Every line with the word "МЕХАНИЗМЫ" in it should be extracted from the data that follows.

**Collected data**
○ ○ ○ ○ ○ ○ ○

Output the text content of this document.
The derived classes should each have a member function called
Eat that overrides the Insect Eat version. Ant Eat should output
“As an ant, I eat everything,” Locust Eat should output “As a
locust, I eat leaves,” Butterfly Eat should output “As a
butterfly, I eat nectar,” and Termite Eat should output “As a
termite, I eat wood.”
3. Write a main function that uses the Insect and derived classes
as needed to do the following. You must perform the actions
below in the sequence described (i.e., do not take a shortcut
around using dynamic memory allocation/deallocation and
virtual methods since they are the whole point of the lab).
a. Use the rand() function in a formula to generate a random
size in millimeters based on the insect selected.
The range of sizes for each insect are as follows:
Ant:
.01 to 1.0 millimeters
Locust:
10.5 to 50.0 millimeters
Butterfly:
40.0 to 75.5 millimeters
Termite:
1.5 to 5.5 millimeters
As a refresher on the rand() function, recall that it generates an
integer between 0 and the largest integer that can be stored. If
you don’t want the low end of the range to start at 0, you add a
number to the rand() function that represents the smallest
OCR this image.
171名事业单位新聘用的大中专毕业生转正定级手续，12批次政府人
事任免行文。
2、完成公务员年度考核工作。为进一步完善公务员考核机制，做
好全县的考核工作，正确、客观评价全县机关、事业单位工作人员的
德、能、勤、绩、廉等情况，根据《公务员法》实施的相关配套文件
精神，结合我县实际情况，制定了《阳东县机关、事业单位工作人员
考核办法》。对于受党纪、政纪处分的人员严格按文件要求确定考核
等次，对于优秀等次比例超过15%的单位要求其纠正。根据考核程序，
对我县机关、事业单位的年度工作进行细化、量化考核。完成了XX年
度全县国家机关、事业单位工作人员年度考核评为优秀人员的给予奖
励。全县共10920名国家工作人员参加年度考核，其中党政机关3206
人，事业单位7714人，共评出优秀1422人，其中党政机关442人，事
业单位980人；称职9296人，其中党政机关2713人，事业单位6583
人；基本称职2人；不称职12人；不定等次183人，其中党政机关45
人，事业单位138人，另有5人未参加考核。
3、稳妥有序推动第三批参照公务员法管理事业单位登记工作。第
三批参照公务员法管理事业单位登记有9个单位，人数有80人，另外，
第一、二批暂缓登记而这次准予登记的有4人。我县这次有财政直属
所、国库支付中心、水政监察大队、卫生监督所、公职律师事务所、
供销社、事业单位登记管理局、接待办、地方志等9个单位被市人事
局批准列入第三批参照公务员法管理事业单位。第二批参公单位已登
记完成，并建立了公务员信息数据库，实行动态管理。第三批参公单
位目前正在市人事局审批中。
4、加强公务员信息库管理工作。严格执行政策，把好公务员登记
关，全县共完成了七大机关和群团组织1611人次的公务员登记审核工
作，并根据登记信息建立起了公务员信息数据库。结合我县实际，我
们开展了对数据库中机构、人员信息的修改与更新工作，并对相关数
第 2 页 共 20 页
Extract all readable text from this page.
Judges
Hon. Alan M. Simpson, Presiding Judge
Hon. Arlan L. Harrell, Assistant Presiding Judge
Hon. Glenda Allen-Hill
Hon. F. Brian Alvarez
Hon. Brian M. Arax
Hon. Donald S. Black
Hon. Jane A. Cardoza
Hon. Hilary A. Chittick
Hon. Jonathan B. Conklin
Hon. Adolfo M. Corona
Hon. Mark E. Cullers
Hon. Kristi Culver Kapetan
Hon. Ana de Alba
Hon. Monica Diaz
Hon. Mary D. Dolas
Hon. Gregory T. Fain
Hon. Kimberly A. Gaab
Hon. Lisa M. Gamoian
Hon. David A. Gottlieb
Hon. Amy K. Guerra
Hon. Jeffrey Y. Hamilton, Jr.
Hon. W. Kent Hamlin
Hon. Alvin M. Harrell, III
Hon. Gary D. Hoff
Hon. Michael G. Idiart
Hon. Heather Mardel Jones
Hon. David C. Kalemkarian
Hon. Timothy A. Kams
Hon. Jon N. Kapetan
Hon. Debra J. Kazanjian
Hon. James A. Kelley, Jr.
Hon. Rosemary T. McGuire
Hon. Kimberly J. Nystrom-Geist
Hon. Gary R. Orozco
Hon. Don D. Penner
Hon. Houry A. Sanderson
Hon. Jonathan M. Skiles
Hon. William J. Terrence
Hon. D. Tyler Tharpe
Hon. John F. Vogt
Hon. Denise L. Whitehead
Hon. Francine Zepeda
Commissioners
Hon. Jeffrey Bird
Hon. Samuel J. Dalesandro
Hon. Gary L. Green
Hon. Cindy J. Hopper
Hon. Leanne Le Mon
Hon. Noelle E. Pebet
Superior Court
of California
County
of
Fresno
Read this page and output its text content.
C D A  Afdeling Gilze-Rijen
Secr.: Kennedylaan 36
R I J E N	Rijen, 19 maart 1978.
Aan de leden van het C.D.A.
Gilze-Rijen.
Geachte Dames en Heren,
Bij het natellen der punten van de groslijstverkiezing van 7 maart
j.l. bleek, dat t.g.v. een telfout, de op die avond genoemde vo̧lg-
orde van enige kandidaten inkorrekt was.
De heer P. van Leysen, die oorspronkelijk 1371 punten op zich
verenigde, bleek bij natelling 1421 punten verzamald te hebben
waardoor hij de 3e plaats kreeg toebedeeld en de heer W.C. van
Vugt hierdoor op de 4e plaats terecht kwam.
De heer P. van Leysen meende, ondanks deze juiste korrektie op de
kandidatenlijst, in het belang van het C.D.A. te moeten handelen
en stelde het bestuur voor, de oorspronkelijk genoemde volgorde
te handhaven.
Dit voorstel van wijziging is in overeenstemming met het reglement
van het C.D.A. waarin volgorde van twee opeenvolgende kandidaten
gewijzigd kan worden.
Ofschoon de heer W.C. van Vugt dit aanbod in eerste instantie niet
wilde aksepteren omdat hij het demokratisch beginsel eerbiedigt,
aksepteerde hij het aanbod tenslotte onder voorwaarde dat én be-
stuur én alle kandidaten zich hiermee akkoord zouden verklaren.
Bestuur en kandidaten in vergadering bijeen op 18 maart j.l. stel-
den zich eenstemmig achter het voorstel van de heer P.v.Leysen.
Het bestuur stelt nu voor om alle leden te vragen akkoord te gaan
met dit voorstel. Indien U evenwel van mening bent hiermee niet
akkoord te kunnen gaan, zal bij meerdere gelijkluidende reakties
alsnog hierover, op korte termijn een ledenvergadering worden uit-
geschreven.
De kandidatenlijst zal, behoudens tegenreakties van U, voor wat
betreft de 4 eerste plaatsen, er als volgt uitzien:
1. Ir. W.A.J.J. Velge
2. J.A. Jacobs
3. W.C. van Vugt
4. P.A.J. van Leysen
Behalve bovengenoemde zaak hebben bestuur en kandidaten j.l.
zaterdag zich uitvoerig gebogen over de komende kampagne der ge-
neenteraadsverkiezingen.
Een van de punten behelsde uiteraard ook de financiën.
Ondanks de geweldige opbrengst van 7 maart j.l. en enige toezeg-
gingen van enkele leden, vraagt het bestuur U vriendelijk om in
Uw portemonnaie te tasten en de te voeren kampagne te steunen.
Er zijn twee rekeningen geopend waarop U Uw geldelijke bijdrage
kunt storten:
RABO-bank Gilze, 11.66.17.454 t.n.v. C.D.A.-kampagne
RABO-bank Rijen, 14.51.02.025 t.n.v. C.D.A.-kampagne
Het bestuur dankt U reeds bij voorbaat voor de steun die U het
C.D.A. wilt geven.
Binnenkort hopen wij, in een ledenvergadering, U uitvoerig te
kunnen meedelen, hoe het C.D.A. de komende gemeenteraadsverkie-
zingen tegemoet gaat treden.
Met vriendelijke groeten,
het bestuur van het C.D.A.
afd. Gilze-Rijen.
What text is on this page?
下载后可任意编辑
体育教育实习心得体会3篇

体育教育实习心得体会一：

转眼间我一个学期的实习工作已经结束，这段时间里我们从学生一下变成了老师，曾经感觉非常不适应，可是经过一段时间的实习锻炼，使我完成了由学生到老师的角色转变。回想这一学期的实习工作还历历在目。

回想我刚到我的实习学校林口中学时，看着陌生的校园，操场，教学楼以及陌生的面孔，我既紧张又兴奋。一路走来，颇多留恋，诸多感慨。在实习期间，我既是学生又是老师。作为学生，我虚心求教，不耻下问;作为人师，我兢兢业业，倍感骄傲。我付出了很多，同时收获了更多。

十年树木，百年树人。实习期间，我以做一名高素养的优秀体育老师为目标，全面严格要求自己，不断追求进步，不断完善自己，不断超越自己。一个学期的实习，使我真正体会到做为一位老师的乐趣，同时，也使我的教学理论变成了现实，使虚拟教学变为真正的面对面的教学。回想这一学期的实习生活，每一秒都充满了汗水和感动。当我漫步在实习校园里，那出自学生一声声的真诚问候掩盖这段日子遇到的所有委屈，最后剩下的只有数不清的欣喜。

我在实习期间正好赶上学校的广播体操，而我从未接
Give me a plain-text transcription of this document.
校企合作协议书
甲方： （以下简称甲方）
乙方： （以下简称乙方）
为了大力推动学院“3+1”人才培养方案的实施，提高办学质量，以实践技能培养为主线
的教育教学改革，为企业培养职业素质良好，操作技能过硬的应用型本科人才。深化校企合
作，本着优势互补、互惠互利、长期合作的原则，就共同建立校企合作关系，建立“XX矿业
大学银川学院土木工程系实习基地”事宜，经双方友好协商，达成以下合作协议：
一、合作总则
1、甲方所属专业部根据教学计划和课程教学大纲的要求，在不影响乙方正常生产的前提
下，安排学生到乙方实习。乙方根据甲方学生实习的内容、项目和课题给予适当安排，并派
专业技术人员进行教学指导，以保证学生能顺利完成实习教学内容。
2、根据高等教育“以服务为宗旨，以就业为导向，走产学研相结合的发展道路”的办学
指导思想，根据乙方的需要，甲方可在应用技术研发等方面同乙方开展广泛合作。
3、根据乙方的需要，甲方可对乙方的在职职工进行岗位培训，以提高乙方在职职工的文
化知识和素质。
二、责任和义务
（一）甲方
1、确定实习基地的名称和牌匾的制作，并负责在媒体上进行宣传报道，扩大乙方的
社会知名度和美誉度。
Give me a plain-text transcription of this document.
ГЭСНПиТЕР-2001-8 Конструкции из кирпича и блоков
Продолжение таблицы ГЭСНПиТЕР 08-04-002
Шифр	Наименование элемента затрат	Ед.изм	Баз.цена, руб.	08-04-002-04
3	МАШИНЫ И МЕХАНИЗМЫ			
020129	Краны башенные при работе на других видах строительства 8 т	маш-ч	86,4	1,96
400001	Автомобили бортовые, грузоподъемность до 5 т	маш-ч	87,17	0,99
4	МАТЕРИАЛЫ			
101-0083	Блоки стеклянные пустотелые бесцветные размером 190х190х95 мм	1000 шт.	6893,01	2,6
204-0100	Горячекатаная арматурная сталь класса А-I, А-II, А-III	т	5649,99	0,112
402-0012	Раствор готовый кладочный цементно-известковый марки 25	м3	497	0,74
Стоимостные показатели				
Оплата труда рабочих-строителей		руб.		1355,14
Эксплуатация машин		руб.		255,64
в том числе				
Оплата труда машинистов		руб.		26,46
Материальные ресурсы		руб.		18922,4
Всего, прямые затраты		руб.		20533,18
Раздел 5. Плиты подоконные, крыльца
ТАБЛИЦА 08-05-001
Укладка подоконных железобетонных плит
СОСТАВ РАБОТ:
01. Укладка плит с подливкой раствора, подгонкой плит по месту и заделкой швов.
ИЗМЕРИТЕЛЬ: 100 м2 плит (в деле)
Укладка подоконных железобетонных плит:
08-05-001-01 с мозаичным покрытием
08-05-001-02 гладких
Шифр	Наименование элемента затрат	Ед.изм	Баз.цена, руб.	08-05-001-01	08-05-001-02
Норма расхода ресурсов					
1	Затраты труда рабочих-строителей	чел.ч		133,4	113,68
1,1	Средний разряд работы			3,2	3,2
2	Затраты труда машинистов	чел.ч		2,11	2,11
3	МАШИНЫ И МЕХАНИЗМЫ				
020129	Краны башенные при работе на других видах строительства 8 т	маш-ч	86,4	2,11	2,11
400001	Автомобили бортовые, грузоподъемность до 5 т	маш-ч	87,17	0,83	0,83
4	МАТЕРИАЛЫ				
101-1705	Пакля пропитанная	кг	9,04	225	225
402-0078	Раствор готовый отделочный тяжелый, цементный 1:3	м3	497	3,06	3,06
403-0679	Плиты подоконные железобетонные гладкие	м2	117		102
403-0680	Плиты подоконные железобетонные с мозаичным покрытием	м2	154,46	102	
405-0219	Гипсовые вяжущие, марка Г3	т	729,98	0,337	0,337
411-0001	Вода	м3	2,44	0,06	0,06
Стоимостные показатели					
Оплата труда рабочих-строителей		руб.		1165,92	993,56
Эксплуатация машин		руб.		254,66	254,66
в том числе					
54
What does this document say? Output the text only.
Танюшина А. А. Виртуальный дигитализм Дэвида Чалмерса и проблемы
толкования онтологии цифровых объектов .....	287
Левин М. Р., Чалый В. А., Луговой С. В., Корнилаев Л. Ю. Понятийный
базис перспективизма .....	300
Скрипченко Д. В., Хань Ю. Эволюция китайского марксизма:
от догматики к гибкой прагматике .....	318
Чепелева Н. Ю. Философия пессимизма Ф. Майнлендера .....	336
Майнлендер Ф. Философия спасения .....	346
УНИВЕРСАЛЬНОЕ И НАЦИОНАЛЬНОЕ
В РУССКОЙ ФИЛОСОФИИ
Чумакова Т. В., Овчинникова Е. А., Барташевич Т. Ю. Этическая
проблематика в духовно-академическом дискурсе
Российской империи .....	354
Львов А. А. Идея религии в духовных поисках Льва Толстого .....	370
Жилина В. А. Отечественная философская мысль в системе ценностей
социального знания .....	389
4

○ ○ ○ ○ ○ ○ ○

**Solution**
3	МАШИНЫ И МЕХАНИЗМЫ			
3	МАШИНЫ И МЕХАНИЗМЫ				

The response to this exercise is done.